[Dataset entries on figures]
* Begin *
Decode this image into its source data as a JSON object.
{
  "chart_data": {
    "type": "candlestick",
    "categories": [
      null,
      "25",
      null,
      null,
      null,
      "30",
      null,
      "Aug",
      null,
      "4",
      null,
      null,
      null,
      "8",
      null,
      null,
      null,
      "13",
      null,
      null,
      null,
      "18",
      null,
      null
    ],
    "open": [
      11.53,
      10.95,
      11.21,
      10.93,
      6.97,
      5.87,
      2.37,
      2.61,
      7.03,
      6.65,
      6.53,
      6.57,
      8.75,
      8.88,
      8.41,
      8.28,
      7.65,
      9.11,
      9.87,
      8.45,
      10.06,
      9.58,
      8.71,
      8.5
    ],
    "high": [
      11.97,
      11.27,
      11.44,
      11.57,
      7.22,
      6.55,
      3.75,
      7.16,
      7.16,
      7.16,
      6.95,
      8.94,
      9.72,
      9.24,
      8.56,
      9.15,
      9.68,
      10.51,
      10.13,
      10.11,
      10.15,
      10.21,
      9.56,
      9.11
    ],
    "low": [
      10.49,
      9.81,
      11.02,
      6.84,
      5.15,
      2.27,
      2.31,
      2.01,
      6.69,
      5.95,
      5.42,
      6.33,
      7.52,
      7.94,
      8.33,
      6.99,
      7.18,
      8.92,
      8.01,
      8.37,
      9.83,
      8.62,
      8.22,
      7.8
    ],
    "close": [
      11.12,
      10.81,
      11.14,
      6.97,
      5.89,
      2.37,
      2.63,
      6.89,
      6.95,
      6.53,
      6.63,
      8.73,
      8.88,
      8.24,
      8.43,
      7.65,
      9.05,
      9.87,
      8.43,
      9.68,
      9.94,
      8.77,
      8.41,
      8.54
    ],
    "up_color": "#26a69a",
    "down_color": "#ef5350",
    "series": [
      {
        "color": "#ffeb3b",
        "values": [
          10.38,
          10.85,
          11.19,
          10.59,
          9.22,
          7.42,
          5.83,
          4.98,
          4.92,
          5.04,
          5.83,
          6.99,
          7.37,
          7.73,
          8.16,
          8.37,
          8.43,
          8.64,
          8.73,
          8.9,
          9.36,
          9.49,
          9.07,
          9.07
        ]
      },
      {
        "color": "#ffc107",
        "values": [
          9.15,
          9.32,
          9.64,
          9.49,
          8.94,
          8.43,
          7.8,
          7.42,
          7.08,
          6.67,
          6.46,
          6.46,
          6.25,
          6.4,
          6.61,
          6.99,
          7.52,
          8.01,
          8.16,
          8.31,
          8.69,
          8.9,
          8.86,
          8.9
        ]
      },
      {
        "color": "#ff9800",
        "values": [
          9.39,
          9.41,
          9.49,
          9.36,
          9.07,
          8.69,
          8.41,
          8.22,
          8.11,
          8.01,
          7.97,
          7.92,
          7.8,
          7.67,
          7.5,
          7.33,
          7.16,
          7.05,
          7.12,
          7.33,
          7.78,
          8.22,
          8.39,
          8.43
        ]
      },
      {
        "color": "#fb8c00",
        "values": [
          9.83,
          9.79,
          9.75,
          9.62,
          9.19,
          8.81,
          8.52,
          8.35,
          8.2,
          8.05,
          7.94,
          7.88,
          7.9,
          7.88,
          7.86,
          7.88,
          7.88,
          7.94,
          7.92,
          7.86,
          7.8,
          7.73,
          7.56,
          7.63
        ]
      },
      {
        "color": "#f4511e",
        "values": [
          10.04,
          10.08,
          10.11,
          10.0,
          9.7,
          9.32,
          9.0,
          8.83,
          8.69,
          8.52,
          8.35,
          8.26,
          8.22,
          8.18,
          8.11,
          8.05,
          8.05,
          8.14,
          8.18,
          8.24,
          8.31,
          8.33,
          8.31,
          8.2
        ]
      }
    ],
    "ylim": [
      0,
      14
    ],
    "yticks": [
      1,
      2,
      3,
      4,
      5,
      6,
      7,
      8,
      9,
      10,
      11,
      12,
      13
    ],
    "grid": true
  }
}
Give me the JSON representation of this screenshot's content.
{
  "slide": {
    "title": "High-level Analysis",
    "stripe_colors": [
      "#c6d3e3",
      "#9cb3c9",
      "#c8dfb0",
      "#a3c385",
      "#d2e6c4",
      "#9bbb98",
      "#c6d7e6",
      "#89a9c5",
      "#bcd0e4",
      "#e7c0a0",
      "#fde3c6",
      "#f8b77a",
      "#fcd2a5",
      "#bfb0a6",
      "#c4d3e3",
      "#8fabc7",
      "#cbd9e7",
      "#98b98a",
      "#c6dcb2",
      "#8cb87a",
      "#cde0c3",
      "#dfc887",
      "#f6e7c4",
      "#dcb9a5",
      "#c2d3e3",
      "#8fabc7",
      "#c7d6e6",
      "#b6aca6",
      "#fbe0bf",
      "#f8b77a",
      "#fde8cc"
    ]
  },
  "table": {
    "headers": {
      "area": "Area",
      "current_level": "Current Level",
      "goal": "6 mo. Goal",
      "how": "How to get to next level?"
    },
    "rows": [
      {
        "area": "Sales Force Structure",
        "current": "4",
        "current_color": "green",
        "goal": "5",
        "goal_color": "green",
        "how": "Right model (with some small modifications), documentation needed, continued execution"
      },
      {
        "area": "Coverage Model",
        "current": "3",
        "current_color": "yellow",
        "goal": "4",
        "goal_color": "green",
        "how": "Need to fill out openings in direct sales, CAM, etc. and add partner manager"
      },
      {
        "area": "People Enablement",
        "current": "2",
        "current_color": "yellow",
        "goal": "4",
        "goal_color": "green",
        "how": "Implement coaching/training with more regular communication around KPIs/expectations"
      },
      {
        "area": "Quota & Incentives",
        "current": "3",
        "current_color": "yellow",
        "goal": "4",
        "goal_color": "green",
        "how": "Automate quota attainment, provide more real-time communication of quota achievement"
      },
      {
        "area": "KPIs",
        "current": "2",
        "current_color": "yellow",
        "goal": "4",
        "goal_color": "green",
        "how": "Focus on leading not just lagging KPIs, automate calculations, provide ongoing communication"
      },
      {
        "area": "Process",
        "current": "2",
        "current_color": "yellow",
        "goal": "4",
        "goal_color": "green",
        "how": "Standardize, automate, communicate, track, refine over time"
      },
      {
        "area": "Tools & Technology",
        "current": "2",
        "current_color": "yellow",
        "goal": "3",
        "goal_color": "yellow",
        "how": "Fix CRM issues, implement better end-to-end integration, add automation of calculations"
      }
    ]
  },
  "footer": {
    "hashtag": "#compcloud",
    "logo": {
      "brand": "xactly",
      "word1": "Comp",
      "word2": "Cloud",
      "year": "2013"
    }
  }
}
* End *
Problem statement: In the material above, find the lines that contain "this" and show them.

Final result:
Decode this image into its source data as a JSON object.
Give me the JSON representation of this screenshot's content.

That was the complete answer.